Entries |
● ● ● ● ●
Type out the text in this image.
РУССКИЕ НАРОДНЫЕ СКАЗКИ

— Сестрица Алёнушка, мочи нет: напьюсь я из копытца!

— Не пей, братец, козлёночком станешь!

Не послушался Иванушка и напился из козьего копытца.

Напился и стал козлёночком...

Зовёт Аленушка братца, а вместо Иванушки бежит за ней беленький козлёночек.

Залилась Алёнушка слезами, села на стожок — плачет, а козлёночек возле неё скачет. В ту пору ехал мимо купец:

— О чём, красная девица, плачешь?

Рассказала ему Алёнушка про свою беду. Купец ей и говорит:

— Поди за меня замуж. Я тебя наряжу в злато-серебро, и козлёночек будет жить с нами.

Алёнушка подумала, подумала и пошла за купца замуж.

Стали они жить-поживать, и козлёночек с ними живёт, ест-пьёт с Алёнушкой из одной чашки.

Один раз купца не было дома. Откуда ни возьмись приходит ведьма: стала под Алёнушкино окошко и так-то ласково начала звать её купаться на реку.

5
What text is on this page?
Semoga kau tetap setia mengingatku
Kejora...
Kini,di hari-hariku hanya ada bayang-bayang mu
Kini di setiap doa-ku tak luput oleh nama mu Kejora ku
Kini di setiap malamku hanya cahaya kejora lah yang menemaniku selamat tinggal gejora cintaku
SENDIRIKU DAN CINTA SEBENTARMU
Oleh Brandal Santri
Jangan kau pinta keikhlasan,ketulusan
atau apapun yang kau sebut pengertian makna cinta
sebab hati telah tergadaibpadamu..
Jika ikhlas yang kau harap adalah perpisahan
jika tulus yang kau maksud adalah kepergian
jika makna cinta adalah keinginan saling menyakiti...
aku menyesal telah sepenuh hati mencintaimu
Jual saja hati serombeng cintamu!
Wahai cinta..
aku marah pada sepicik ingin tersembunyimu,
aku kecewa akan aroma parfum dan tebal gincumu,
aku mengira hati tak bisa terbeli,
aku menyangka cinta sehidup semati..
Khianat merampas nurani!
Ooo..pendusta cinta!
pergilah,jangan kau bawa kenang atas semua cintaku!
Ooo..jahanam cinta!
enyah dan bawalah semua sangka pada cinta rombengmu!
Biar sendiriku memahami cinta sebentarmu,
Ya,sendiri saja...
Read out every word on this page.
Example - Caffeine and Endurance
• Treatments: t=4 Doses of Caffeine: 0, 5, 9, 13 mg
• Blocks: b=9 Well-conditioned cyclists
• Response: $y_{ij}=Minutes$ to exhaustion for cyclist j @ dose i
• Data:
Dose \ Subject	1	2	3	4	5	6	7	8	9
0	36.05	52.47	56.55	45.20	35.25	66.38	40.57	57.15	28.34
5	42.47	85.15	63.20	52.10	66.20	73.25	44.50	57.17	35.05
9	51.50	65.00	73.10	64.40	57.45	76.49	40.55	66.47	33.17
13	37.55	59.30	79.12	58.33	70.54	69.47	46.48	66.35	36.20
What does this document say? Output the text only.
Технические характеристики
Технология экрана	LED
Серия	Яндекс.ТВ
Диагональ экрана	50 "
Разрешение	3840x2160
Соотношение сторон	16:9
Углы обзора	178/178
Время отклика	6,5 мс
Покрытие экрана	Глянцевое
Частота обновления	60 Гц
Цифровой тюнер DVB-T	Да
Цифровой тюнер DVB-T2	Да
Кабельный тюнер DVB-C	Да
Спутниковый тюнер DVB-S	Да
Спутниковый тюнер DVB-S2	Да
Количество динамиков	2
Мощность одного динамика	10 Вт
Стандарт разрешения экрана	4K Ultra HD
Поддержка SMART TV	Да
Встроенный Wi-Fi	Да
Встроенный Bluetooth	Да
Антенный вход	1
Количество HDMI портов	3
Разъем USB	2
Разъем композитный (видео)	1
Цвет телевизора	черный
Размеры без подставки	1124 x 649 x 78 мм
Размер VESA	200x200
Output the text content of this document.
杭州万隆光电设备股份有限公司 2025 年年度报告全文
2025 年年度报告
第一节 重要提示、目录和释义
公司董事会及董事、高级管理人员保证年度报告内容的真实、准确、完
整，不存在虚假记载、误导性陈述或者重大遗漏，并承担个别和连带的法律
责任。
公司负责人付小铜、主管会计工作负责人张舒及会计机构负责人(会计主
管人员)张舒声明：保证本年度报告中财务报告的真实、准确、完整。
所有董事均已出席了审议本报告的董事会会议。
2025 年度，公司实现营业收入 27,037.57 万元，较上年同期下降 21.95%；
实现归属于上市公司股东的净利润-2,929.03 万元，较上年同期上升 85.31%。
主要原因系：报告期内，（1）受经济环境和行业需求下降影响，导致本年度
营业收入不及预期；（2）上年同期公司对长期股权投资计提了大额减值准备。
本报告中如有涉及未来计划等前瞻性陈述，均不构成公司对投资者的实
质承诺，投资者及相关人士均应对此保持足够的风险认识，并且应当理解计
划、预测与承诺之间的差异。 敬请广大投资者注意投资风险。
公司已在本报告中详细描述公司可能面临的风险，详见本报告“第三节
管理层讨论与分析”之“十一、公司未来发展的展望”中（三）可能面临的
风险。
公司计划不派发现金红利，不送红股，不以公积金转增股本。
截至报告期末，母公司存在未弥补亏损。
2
● ● ● ● ●
Given task | Retype all of the material, keeping each line exact.

Reply to the exercise |
Type out the text in this image.
РУССКИЕ НАРОДНЫЕ СКАЗКИ

— Сестрица Алёнушка, мочи нет: напьюсь я из копытца!

— Не пей, братец, козлёночком станешь!

Не послушался Иванушка и напился из козьего копытца.

Напился и стал козлёночком...

Зовёт Аленушка братца, а вместо Иванушки бежит за ней беленький козлёночек.

Залилась Алёнушка слезами, села на стожок — плачет, а козлёночек возле неё скачет. В ту пору ехал мимо купец:

— О чём, красная девица, плачешь?

Рассказала ему Алёнушка про свою беду. Купец ей и говорит:

— Поди за меня замуж. Я тебя наряжу в злато-серебро, и козлёночек будет жить с нами.

Алёнушка подумала, подумала и пошла за купца замуж.

Стали они жить-поживать, и козлёночек с ними живёт, ест-пьёт с Алёнушкой из одной чашки.

Один раз купца не было дома. Откуда ни возьмись приходит ведьма: стала под Алёнушкино окошко и так-то ласково начала звать её купаться на реку.

5
What text is on this page?
Semoga kau tetap setia mengingatku
Kejora...
Kini,di hari-hariku hanya ada bayang-bayang mu
Kini di setiap doa-ku tak luput oleh nama mu Kejora ku
Kini di setiap malamku hanya cahaya kejora lah yang menemaniku selamat tinggal gejora cintaku
SENDIRIKU DAN CINTA SEBENTARMU
Oleh Brandal Santri
Jangan kau pinta keikhlasan,ketulusan
atau apapun yang kau sebut pengertian makna cinta
sebab hati telah tergadaibpadamu..
Jika ikhlas yang kau harap adalah perpisahan
jika tulus yang kau maksud adalah kepergian
jika makna cinta adalah keinginan saling menyakiti...
aku menyesal telah sepenuh hati mencintaimu
Jual saja hati serombeng cintamu!
Wahai cinta..
aku marah pada sepicik ingin tersembunyimu,
aku kecewa akan aroma parfum dan tebal gincumu,
aku mengira hati tak bisa terbeli,
aku menyangka cinta sehidup semati..
Khianat merampas nurani!
Ooo..pendusta cinta!
pergilah,jangan kau bawa kenang atas semua cintaku!
Ooo..jahanam cinta!
enyah dan bawalah semua sangka pada cinta rombengmu!
Biar sendiriku memahami cinta sebentarmu,
Ya,sendiri saja...
Read out every word on this page.
Example - Caffeine and Endurance
• Treatments: t=4 Doses of Caffeine: 0, 5, 9, 13 mg
• Blocks: b=9 Well-conditioned cyclists
• Response: $y_{ij}=Minutes$ to exhaustion for cyclist j @ dose i
• Data:
Dose \ Subject	1	2	3	4	5	6	7	8	9
0	36.05	52.47	56.55	45.20	35.25	66.38	40.57	57.15	28.34
5	42.47	85.15	63.20	52.10	66.20	73.25	44.50	57.17	35.05
9	51.50	65.00	73.10	64.40	57.45	76.49	40.55	66.47	33.17
13	37.55	59.30	79.12	58.33	70.54	69.47	46.48	66.35	36.20
What does this document say? Output the text only.
Технические характеристики
Технология экрана	LED
Серия	Яндекс.ТВ
Диагональ экрана	50 "
Разрешение	3840x2160
Соотношение сторон	16:9
Углы обзора	178/178
Время отклика	6,5 мс
Покрытие экрана	Глянцевое
Частота обновления	60 Гц
Цифровой тюнер DVB-T	Да
Цифровой тюнер DVB-T2	Да
Кабельный тюнер DVB-C	Да
Спутниковый тюнер DVB-S	Да
Спутниковый тюнер DVB-S2	Да
Количество динамиков	2
Мощность одного динамика	10 Вт
Стандарт разрешения экрана	4K Ultra HD
Поддержка SMART TV	Да
Встроенный Wi-Fi	Да
Встроенный Bluetooth	Да
Антенный вход	1
Количество HDMI портов	3
Разъем USB	2
Разъем композитный (видео)	1
Цвет телевизора	черный
Размеры без подставки	1124 x 649 x 78 мм
Размер VESA	200x200
Output the text content of this document.
杭州万隆光电设备股份有限公司 2025 年年度报告全文
2025 年年度报告
第一节 重要提示、目录和释义
公司董事会及董事、高级管理人员保证年度报告内容的真实、准确、完
整，不存在虚假记载、误导性陈述或者重大遗漏，并承担个别和连带的法律
责任。
公司负责人付小铜、主管会计工作负责人张舒及会计机构负责人(会计主
管人员)张舒声明：保证本年度报告中财务报告的真实、准确、完整。
所有董事均已出席了审议本报告的董事会会议。
2025 年度，公司实现营业收入 27,037.57 万元，较上年同期下降 21.95%；
实现归属于上市公司股东的净利润-2,929.03 万元，较上年同期上升 85.31%。
主要原因系：报告期内，（1）受经济环境和行业需求下降影响，导致本年度
营业收入不及预期；（2）上年同期公司对长期股权投资计提了大额减值准备。
本报告中如有涉及未来计划等前瞻性陈述，均不构成公司对投资者的实
质承诺，投资者及相关人士均应对此保持足够的风险认识，并且应当理解计
划、预测与承诺之间的差异。 敬请广大投资者注意投资风险。
公司已在本报告中详细描述公司可能面临的风险，详见本报告“第三节
管理层讨论与分析”之“十一、公司未来发展的展望”中（三）可能面临的
风险。
公司计划不派发现金红利，不送红股，不以公积金转增股本。
截至报告期末，母公司存在未弥补亏损。
2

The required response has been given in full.